==== Provided records ====
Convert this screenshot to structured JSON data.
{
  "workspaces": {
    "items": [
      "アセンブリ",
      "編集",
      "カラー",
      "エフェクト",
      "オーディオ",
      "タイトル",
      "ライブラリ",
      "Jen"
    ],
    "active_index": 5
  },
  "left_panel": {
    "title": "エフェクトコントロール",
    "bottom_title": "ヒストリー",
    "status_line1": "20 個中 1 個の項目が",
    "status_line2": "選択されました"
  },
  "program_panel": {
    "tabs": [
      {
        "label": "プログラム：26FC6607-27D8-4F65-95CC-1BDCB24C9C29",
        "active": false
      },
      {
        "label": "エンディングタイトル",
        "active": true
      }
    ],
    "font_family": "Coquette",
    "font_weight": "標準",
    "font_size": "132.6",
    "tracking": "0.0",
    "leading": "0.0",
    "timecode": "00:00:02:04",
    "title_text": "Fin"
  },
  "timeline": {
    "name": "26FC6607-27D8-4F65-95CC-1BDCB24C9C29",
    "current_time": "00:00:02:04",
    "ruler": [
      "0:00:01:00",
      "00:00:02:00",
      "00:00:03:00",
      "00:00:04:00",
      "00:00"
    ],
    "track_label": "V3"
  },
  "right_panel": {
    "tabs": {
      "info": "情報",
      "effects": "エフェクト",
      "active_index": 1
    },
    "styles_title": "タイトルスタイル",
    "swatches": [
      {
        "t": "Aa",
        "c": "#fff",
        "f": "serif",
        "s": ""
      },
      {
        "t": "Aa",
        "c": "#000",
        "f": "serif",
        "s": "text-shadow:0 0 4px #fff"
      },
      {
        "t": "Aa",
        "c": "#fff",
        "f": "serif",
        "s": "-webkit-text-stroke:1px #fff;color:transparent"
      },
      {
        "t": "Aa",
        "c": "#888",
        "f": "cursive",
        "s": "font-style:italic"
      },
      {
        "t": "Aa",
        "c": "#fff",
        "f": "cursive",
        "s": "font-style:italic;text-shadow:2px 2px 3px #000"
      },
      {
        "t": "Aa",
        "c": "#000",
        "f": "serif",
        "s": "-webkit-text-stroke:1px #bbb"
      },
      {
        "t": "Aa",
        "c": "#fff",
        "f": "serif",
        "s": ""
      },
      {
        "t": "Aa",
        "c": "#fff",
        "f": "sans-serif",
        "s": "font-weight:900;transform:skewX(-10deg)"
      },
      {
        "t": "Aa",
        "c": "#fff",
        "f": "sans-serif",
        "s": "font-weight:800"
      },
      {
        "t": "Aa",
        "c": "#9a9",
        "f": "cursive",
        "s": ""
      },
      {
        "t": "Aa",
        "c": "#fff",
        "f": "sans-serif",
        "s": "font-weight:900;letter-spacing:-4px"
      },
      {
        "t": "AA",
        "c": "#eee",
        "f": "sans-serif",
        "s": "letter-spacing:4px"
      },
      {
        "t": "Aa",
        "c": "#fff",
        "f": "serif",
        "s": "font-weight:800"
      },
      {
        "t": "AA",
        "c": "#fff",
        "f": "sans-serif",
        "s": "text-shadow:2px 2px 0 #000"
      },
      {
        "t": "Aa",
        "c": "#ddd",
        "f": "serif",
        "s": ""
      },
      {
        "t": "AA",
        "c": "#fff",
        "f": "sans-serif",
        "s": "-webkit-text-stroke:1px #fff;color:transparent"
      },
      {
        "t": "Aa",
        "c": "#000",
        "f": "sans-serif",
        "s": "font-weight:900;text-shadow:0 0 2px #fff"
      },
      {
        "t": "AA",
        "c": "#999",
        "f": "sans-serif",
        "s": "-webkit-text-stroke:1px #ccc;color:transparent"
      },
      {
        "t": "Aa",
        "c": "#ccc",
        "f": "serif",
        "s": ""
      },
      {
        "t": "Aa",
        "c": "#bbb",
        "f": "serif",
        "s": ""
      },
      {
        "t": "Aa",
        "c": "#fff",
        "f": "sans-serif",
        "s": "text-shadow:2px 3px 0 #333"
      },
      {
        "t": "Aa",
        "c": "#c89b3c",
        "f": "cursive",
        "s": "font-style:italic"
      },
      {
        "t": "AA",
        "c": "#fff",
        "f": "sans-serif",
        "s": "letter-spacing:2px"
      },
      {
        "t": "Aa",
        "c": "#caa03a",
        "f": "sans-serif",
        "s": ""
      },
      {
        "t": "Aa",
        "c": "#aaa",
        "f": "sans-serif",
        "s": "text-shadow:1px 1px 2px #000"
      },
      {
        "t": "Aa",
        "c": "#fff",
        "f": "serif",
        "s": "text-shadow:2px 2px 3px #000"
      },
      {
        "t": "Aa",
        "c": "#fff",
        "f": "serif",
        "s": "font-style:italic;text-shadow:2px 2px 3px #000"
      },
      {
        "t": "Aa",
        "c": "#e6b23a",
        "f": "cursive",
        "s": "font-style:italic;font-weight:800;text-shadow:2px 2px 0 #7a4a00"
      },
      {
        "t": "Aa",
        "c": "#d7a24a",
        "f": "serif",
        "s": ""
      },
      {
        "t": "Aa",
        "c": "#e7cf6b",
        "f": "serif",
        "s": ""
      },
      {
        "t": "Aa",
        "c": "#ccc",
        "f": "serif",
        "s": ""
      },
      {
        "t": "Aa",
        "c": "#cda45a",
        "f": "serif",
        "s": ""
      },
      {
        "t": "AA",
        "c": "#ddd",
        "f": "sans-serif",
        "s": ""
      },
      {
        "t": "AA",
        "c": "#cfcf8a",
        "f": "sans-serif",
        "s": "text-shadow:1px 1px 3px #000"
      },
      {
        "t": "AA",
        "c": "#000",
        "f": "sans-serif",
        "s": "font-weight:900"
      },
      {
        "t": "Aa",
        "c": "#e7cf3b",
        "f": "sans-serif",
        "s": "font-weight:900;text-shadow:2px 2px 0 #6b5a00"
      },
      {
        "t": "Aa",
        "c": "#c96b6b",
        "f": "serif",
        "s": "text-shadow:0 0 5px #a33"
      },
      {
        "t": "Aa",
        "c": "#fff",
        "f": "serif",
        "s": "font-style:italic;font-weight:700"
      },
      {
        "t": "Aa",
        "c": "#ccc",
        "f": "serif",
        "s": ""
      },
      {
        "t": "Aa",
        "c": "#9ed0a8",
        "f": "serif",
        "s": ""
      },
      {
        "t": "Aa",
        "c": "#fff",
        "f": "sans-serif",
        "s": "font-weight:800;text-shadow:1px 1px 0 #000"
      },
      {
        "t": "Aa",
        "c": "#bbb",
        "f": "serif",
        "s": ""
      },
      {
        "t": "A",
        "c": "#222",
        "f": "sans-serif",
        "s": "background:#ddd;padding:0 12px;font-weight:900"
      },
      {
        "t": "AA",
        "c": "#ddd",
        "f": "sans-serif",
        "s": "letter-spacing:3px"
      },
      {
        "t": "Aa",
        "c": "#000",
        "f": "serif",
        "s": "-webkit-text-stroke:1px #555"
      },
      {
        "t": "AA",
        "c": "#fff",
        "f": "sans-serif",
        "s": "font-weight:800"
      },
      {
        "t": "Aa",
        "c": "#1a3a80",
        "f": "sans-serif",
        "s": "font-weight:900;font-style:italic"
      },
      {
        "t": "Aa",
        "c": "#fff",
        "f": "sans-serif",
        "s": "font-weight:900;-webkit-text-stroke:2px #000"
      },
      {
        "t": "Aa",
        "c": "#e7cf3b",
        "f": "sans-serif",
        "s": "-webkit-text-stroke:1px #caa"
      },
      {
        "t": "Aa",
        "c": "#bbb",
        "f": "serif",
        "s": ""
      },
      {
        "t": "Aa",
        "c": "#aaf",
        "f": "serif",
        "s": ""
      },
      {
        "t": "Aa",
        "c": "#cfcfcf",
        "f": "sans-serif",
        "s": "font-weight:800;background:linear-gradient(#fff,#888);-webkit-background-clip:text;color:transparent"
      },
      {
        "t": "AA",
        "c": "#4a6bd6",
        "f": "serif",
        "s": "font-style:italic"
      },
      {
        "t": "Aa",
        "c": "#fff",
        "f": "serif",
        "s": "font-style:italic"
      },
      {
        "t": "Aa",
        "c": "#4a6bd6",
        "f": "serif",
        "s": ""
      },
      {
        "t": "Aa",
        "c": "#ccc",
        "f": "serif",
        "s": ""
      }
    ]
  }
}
====
Aim → Return each line in the records that holds the string "color".

Finished answer →
        "s": "-webkit-text-stroke:1px #fff;color:transparent"
        "s": "-webkit-text-stroke:1px #fff;color:transparent"
        "s": "-webkit-text-stroke:1px #ccc;color:transparent"
        "s": "font-weight:800;background:linear-gradient(#fff,#888);-webkit-background-clip:text;color:transparent"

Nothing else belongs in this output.